WHAT YOU WILL DO: Leave every picture out, then reproduce the rest of the listing exactly.
[[ DATA EXTRACT open ]]
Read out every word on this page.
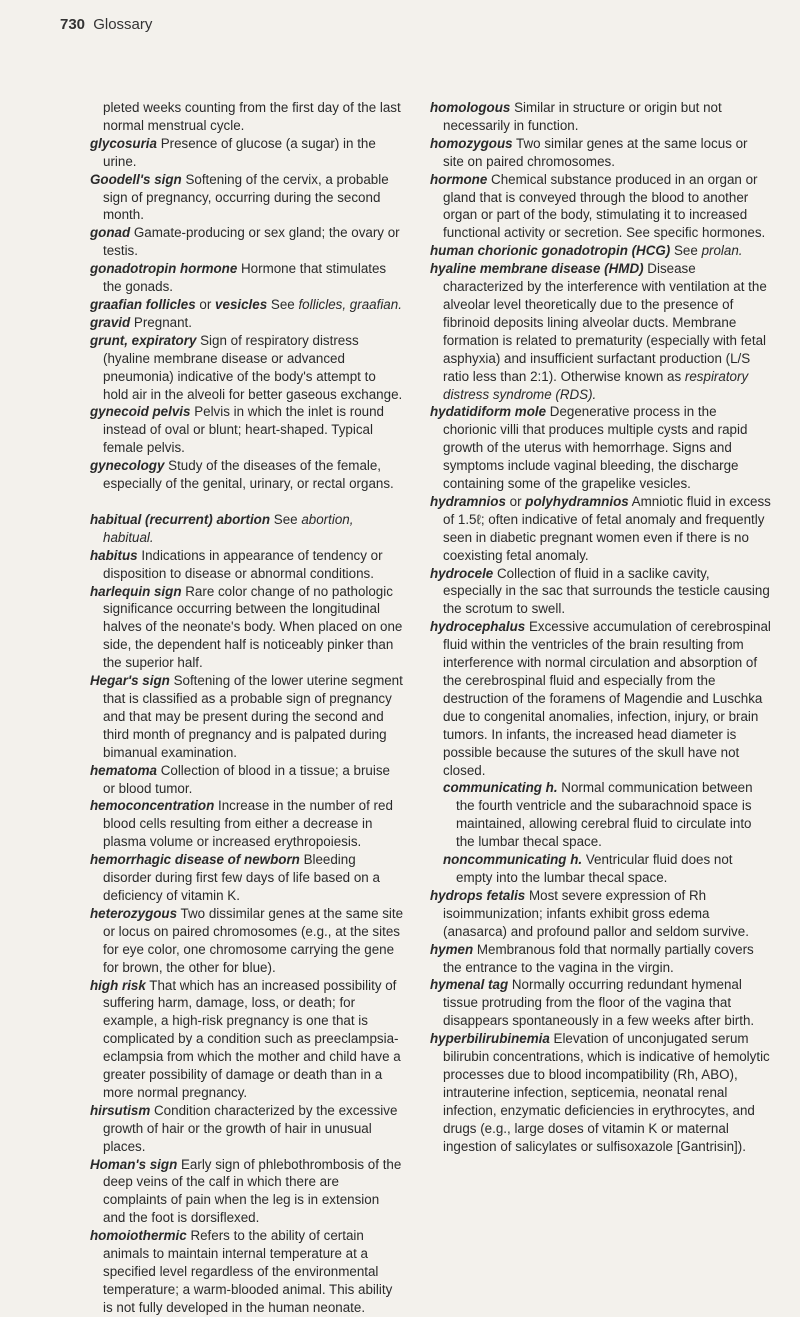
730 Glossary

pleted weeks counting from the first day of the last normal menstrual cycle.

glycosuria Presence of glucose (a sugar) in the urine.

Goodell's sign Softening of the cervix, a probable sign of pregnancy, occurring during the second month.

gonad Gamate-producing or sex gland; the ovary or testis.

gonadotropin hormone Hormone that stimulates the gonads.

graafian follicles or vesicles See follicles, graafian.

gravid Pregnant.

grunt, expiratory Sign of respiratory distress (hyaline membrane disease or advanced pneumonia) indicative of the body's attempt to hold air in the alveoli for better gaseous exchange.

gynecoid pelvis Pelvis in which the inlet is round instead of oval or blunt; heart-shaped. Typical female pelvis.

gynecology Study of the diseases of the female, especially of the genital, urinary, or rectal organs.

habitual (recurrent) abortion See abortion, habitual.

habitus Indications in appearance of tendency or disposition to disease or abnormal conditions.

harlequin sign Rare color change of no pathologic significance occurring between the longitudinal halves of the neonate's body. When placed on one side, the dependent half is noticeably pinker than the superior half.

Hegar's sign Softening of the lower uterine segment that is classified as a probable sign of pregnancy and that may be present during the second and third month of pregnancy and is palpated during bimanual examination.

hematoma Collection of blood in a tissue; a bruise or blood tumor.

hemoconcentration Increase in the number of red blood cells resulting from either a decrease in plasma volume or increased erythropoiesis.

hemorrhagic disease of newborn Bleeding disorder during first few days of life based on a deficiency of vitamin K.

heterozygous Two dissimilar genes at the same site or locus on paired chromosomes (e.g., at the sites for eye color, one chromosome carrying the gene for brown, the other for blue).

high risk That which has an increased possibility of suffering harm, damage, loss, or death; for example, a high-risk pregnancy is one that is complicated by a condition such as preeclampsia-eclampsia from which the mother and child have a greater possibility of damage or death than in a more normal pregnancy.

hirsutism Condition characterized by the excessive growth of hair or the growth of hair in unusual places.

Homan's sign Early sign of phlebothrombosis of the deep veins of the calf in which there are complaints of pain when the leg is in extension and the foot is dorsiflexed.

homoiothermic Refers to the ability of certain animals to maintain internal temperature at a specified level regardless of the environmental temperature; a warm-blooded animal. This ability is not fully developed in the human neonate.

homologous Similar in structure or origin but not necessarily in function.

homozygous Two similar genes at the same locus or site on paired chromosomes.

hormone Chemical substance produced in an organ or gland that is conveyed through the blood to another organ or part of the body, stimulating it to increased functional activity or secretion. See specific hormones.

human chorionic gonadotropin (HCG) See prolan.

hyaline membrane disease (HMD) Disease characterized by the interference with ventilation at the alveolar level theoretically due to the presence of fibrinoid deposits lining alveolar ducts. Membrane formation is related to prematurity (especially with fetal asphyxia) and insufficient surfactant production (L/S ratio less than 2:1). Otherwise known as respiratory distress syndrome (RDS).

hydatidiform mole Degenerative process in the chorionic villi that produces multiple cysts and rapid growth of the uterus with hemorrhage. Signs and symptoms include vaginal bleeding, the discharge containing some of the grapelike vesicles.

hydramnios or polyhydramnios Amniotic fluid in excess of 1.5ℓ; often indicative of fetal anomaly and frequently seen in diabetic pregnant women even if there is no coexisting fetal anomaly.

hydrocele Collection of fluid in a saclike cavity, especially in the sac that surrounds the testicle causing the scrotum to swell.

hydrocephalus Excessive accumulation of cerebrospinal fluid within the ventricles of the brain resulting from interference with normal circulation and absorption of the cerebrospinal fluid and especially from the destruction of the foramens of Magendie and Luschka due to congenital anomalies, infection, injury, or brain tumors. In infants, the increased head diameter is possible because the sutures of the skull have not closed.

communicating h. Normal communication between the fourth ventricle and the subarachnoid space is maintained, allowing cerebral fluid to circulate into the lumbar thecal space.

noncommunicating h. Ventricular fluid does not empty into the lumbar thecal space.

hydrops fetalis Most severe expression of Rh isoimmunization; infants exhibit gross edema (anasarca) and profound pallor and seldom survive.

hymen Membranous fold that normally partially covers the entrance to the vagina in the virgin.

hymenal tag Normally occurring redundant hymenal tissue protruding from the floor of the vagina that disappears spontaneously in a few weeks after birth.

hyperbilirubinemia Elevation of unconjugated serum bilirubin concentrations, which is indicative of hemolytic processes due to blood incompatibility (Rh, ABO), intrauterine infection, septicemia, neonatal renal infection, enzymatic deficiencies in erythrocytes, and drugs (e.g., large doses of vitamin K or maternal ingestion of salicylates or sulfisoxazole [Gantrisin]).
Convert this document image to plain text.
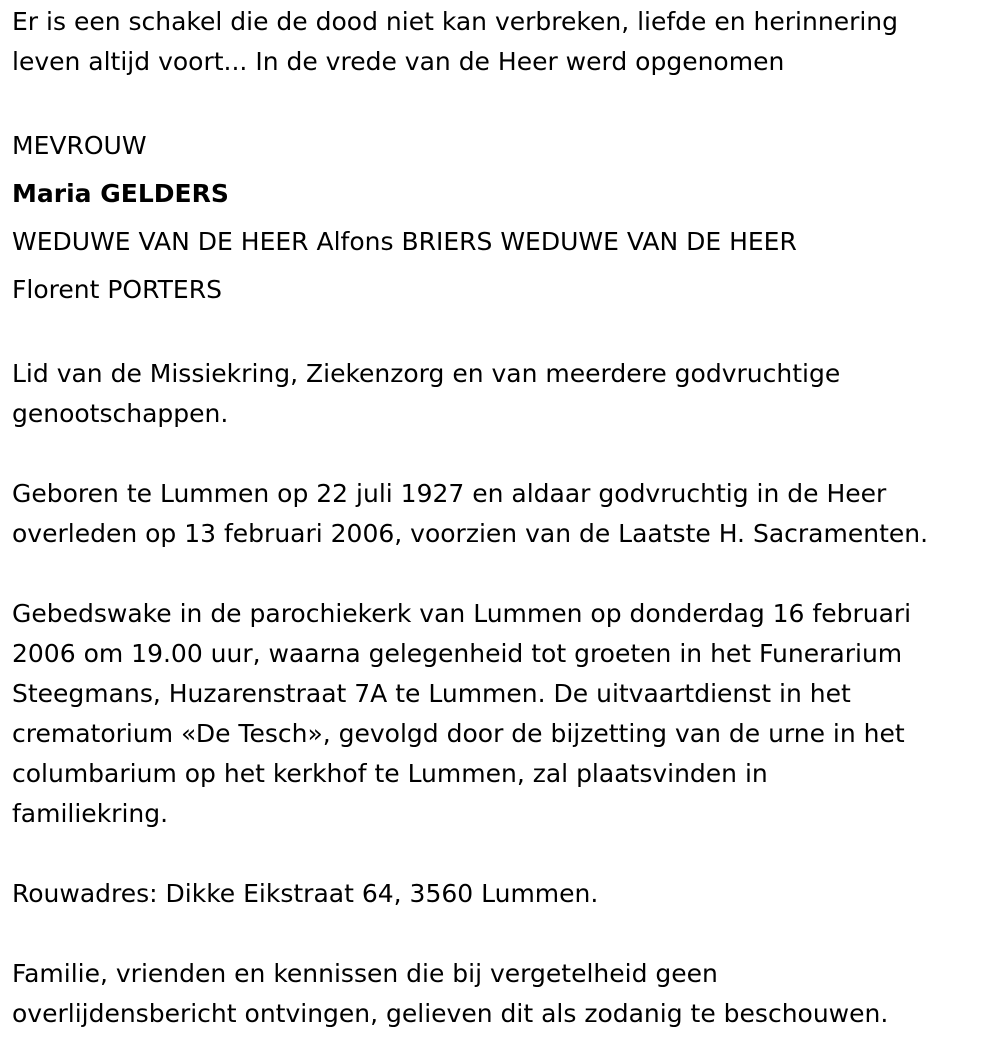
Er is een schakel die de dood niet kan verbreken, liefde en herinnering
leven altijd voort... In de vrede van de Heer werd opgenomen
MEVROUW
Maria GELDERS
WEDUWE VAN DE HEER Alfons BRIERS WEDUWE VAN DE HEER
Florent PORTERS
Lid van de Missiekring, Ziekenzorg en van meerdere godvruchtige
genootschappen.
Geboren te Lummen op 22 juli 1927 en aldaar godvruchtig in de Heer
overleden op 13 februari 2006, voorzien van de Laatste H. Sacramenten.
Gebedswake in de parochiekerk van Lummen op donderdag 16 februari
2006 om 19.00 uur, waarna gelegenheid tot groeten in het Funerarium
Steegmans, Huzarenstraat 7A te Lummen. De uitvaartdienst in het
crematorium «De Tesch», gevolgd door de bijzetting van de urne in het
columbarium op het kerkhof te Lummen, zal plaatsvinden in
familiekring.
Rouwadres: Dikke Eikstraat 64, 3560 Lummen.
Familie, vrienden en kennissen die bij vergetelheid geen
overlijdensbericht ontvingen, gelieven dit als zodanig te beschouwen.
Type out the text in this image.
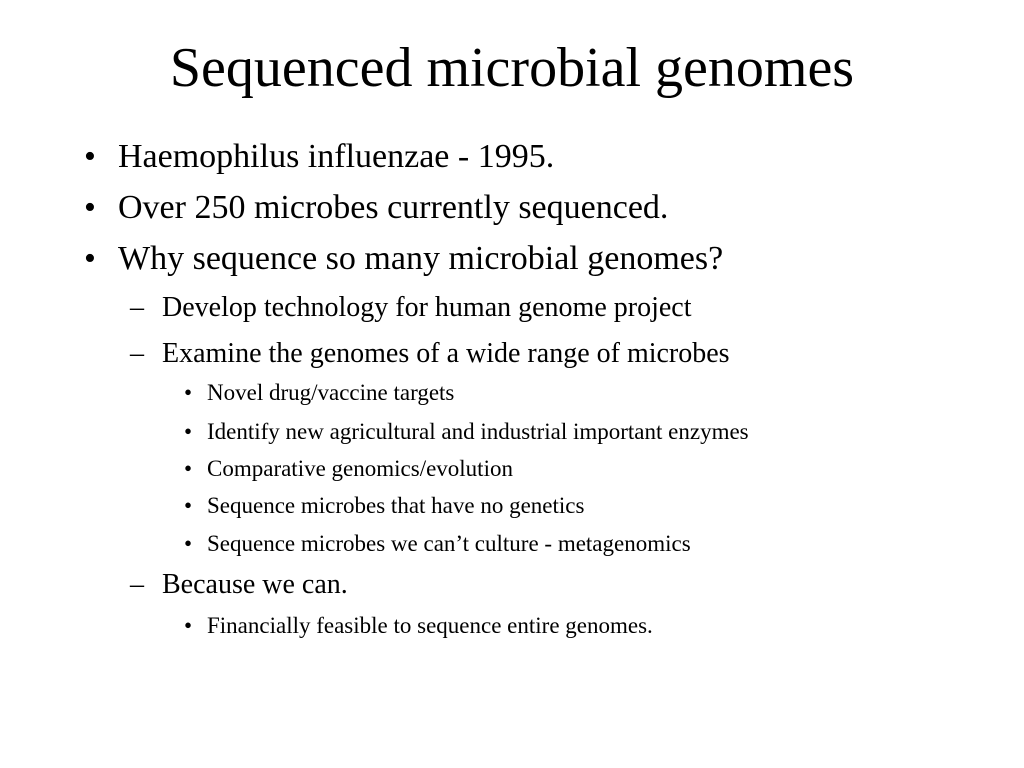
Sequenced microbial genomes
• Haemophilus influenzae - 1995.
• Over 250 microbes currently sequenced.
• Why sequence so many microbial genomes?
– Develop technology for human genome project
– Examine the genomes of a wide range of microbes
• Novel drug/vaccine targets
• Identify new agricultural and industrial important enzymes
• Comparative genomics/evolution
• Sequence microbes that have no genetics
• Sequence microbes we can’t culture - metagenomics
– Because we can.
• Financially feasible to sequence entire genomes.
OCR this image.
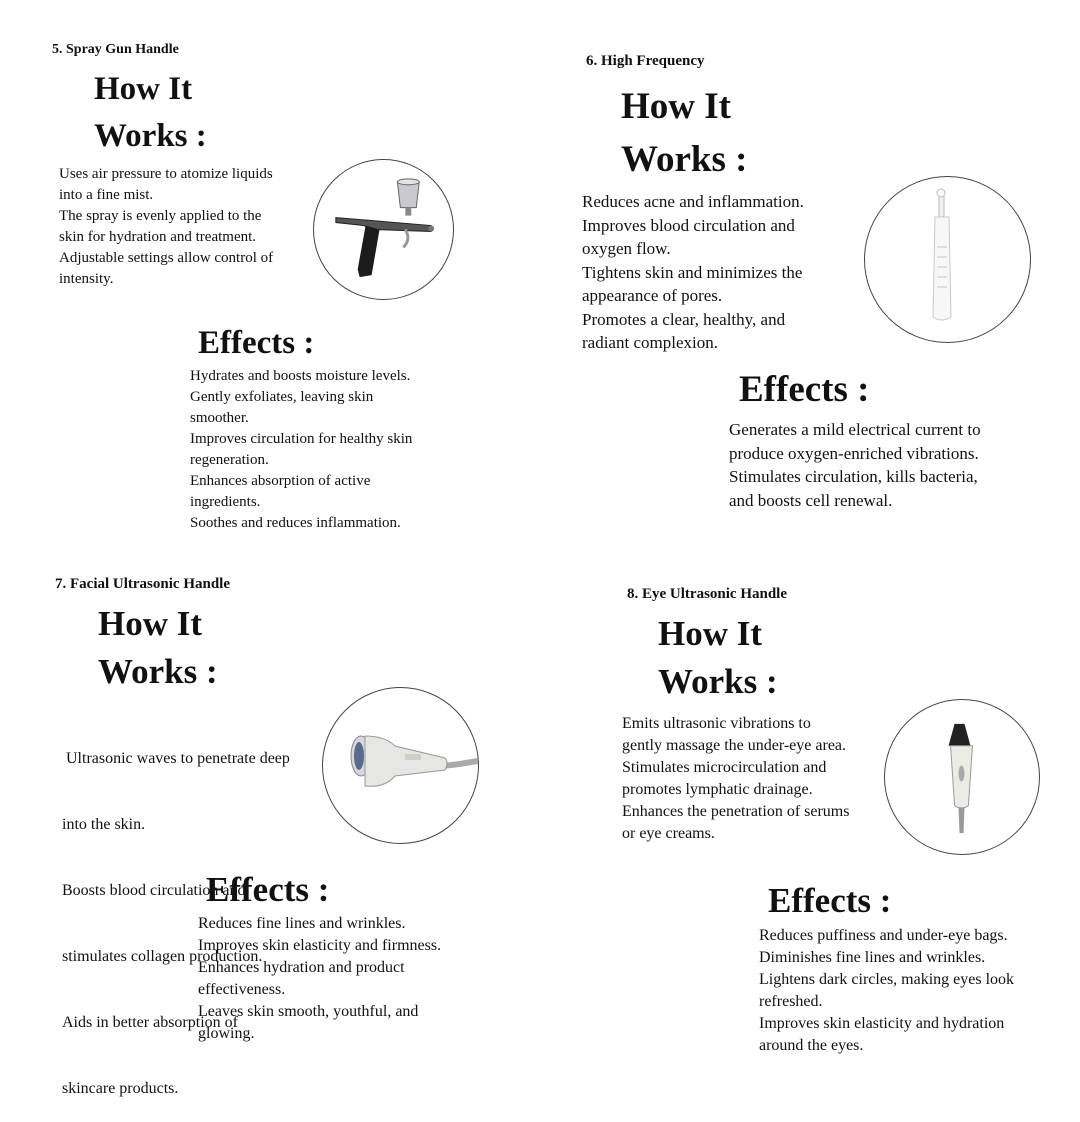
5. Spray Gun Handle
How It
Works :
Uses air pressure to atomize liquids
into a fine mist.
The spray is evenly applied to the
skin for hydration and treatment.
Adjustable settings allow control of
intensity.
Effects :
Hydrates and boosts moisture levels.
Gently exfoliates, leaving skin
smoother.
Improves circulation for healthy skin
regeneration.
Enhances absorption of active
ingredients.
Soothes and reduces inflammation.
6. High Frequency
How It
Works :
Reduces acne and inflammation.
Improves blood circulation and
oxygen flow.
Tightens skin and minimizes the
appearance of pores.
Promotes a clear, healthy, and
radiant complexion.
Effects :
Generates a mild electrical current to
produce oxygen-enriched vibrations.
Stimulates circulation, kills bacteria,
and boosts cell renewal.
7. Facial Ultrasonic Handle
How It
Works :

Ultrasonic waves to penetrate deep

into the skin.

Boosts blood circulation and

stimulates collagen production.

Aids in better absorption of

skincare products.

Effects :
Reduces fine lines and wrinkles.
Improves skin elasticity and firmness.
Enhances hydration and product
effectiveness.
Leaves skin smooth, youthful, and
glowing.
8. Eye Ultrasonic Handle
How It
Works :
Emits ultrasonic vibrations to
gently massage the under-eye area.
Stimulates microcirculation and
promotes lymphatic drainage.
Enhances the penetration of serums
or eye creams.
Effects :
Reduces puffiness and under-eye bags.
Diminishes fine lines and wrinkles.
Lightens dark circles, making eyes look
refreshed.
Improves skin elasticity and hydration
around the eyes.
[[ DATA EXTRACT closed ]]
SOLUTION BELOW:
Read out every word on this page.
730 Glossary

pleted weeks counting from the first day of the last normal menstrual cycle.

glycosuria Presence of glucose (a sugar) in the urine.

Goodell's sign Softening of the cervix, a probable sign of pregnancy, occurring during the second month.

gonad Gamate-producing or sex gland; the ovary or testis.

gonadotropin hormone Hormone that stimulates the gonads.

graafian follicles or vesicles See follicles, graafian.

gravid Pregnant.

grunt, expiratory Sign of respiratory distress (hyaline membrane disease or advanced pneumonia) indicative of the body's attempt to hold air in the alveoli for better gaseous exchange.

gynecoid pelvis Pelvis in which the inlet is round instead of oval or blunt; heart-shaped. Typical female pelvis.

gynecology Study of the diseases of the female, especially of the genital, urinary, or rectal organs.

habitual (recurrent) abortion See abortion, habitual.

habitus Indications in appearance of tendency or disposition to disease or abnormal conditions.

harlequin sign Rare color change of no pathologic significance occurring between the longitudinal halves of the neonate's body. When placed on one side, the dependent half is noticeably pinker than the superior half.

Hegar's sign Softening of the lower uterine segment that is classified as a probable sign of pregnancy and that may be present during the second and third month of pregnancy and is palpated during bimanual examination.

hematoma Collection of blood in a tissue; a bruise or blood tumor.

hemoconcentration Increase in the number of red blood cells resulting from either a decrease in plasma volume or increased erythropoiesis.

hemorrhagic disease of newborn Bleeding disorder during first few days of life based on a deficiency of vitamin K.

heterozygous Two dissimilar genes at the same site or locus on paired chromosomes (e.g., at the sites for eye color, one chromosome carrying the gene for brown, the other for blue).

high risk That which has an increased possibility of suffering harm, damage, loss, or death; for example, a high-risk pregnancy is one that is complicated by a condition such as preeclampsia-eclampsia from which the mother and child have a greater possibility of damage or death than in a more normal pregnancy.

hirsutism Condition characterized by the excessive growth of hair or the growth of hair in unusual places.

Homan's sign Early sign of phlebothrombosis of the deep veins of the calf in which there are complaints of pain when the leg is in extension and the foot is dorsiflexed.

homoiothermic Refers to the ability of certain animals to maintain internal temperature at a specified level regardless of the environmental temperature; a warm-blooded animal. This ability is not fully developed in the human neonate.

homologous Similar in structure or origin but not necessarily in function.

homozygous Two similar genes at the same locus or site on paired chromosomes.

hormone Chemical substance produced in an organ or gland that is conveyed through the blood to another organ or part of the body, stimulating it to increased functional activity or secretion. See specific hormones.

human chorionic gonadotropin (HCG) See prolan.

hyaline membrane disease (HMD) Disease characterized by the interference with ventilation at the alveolar level theoretically due to the presence of fibrinoid deposits lining alveolar ducts. Membrane formation is related to prematurity (especially with fetal asphyxia) and insufficient surfactant production (L/S ratio less than 2:1). Otherwise known as respiratory distress syndrome (RDS).

hydatidiform mole Degenerative process in the chorionic villi that produces multiple cysts and rapid growth of the uterus with hemorrhage. Signs and symptoms include vaginal bleeding, the discharge containing some of the grapelike vesicles.

hydramnios or polyhydramnios Amniotic fluid in excess of 1.5ℓ; often indicative of fetal anomaly and frequently seen in diabetic pregnant women even if there is no coexisting fetal anomaly.

hydrocele Collection of fluid in a saclike cavity, especially in the sac that surrounds the testicle causing the scrotum to swell.

hydrocephalus Excessive accumulation of cerebrospinal fluid within the ventricles of the brain resulting from interference with normal circulation and absorption of the cerebrospinal fluid and especially from the destruction of the foramens of Magendie and Luschka due to congenital anomalies, infection, injury, or brain tumors. In infants, the increased head diameter is possible because the sutures of the skull have not closed.

communicating h. Normal communication between the fourth ventricle and the subarachnoid space is maintained, allowing cerebral fluid to circulate into the lumbar thecal space.

noncommunicating h. Ventricular fluid does not empty into the lumbar thecal space.

hydrops fetalis Most severe expression of Rh isoimmunization; infants exhibit gross edema (anasarca) and profound pallor and seldom survive.

hymen Membranous fold that normally partially covers the entrance to the vagina in the virgin.

hymenal tag Normally occurring redundant hymenal tissue protruding from the floor of the vagina that disappears spontaneously in a few weeks after birth.

hyperbilirubinemia Elevation of unconjugated serum bilirubin concentrations, which is indicative of hemolytic processes due to blood incompatibility (Rh, ABO), intrauterine infection, septicemia, neonatal renal infection, enzymatic deficiencies in erythrocytes, and drugs (e.g., large doses of vitamin K or maternal ingestion of salicylates or sulfisoxazole [Gantrisin]).
Convert this document image to plain text.
Er is een schakel die de dood niet kan verbreken, liefde en herinnering
leven altijd voort... In de vrede van de Heer werd opgenomen
MEVROUW
Maria GELDERS
WEDUWE VAN DE HEER Alfons BRIERS WEDUWE VAN DE HEER
Florent PORTERS
Lid van de Missiekring, Ziekenzorg en van meerdere godvruchtige
genootschappen.
Geboren te Lummen op 22 juli 1927 en aldaar godvruchtig in de Heer
overleden op 13 februari 2006, voorzien van de Laatste H. Sacramenten.
Gebedswake in de parochiekerk van Lummen op donderdag 16 februari
2006 om 19.00 uur, waarna gelegenheid tot groeten in het Funerarium
Steegmans, Huzarenstraat 7A te Lummen. De uitvaartdienst in het
crematorium «De Tesch», gevolgd door de bijzetting van de urne in het
columbarium op het kerkhof te Lummen, zal plaatsvinden in
familiekring.
Rouwadres: Dikke Eikstraat 64, 3560 Lummen.
Familie, vrienden en kennissen die bij vergetelheid geen
overlijdensbericht ontvingen, gelieven dit als zodanig te beschouwen.
Type out the text in this image.
Sequenced microbial genomes
• Haemophilus influenzae - 1995.
• Over 250 microbes currently sequenced.
• Why sequence so many microbial genomes?
– Develop technology for human genome project
– Examine the genomes of a wide range of microbes
• Novel drug/vaccine targets
• Identify new agricultural and industrial important enzymes
• Comparative genomics/evolution
• Sequence microbes that have no genetics
• Sequence microbes we can’t culture - metagenomics
– Because we can.
• Financially feasible to sequence entire genomes.
OCR this image.
5. Spray Gun Handle
How It
Works :
Uses air pressure to atomize liquids
into a fine mist.
The spray is evenly applied to the
skin for hydration and treatment.
Adjustable settings allow control of
intensity.
Effects :
Hydrates and boosts moisture levels.
Gently exfoliates, leaving skin
smoother.
Improves circulation for healthy skin
regeneration.
Enhances absorption of active
ingredients.
Soothes and reduces inflammation.
6. High Frequency
How It
Works :
Reduces acne and inflammation.
Improves blood circulation and
oxygen flow.
Tightens skin and minimizes the
appearance of pores.
Promotes a clear, healthy, and
radiant complexion.
Effects :
Generates a mild electrical current to
produce oxygen-enriched vibrations.
Stimulates circulation, kills bacteria,
and boosts cell renewal.
7. Facial Ultrasonic Handle
How It
Works :

Ultrasonic waves to penetrate deep

into the skin.

Boosts blood circulation and

stimulates collagen production.

Aids in better absorption of

skincare products.

Effects :
Reduces fine lines and wrinkles.
Improves skin elasticity and firmness.
Enhances hydration and product
effectiveness.
Leaves skin smooth, youthful, and
glowing.
8. Eye Ultrasonic Handle
How It
Works :
Emits ultrasonic vibrations to
gently massage the under-eye area.
Stimulates microcirculation and
promotes lymphatic drainage.
Enhances the penetration of serums
or eye creams.
Effects :
Reduces puffiness and under-eye bags.
Diminishes fine lines and wrinkles.
Lightens dark circles, making eyes look
refreshed.
Improves skin elasticity and hydration
around the eyes.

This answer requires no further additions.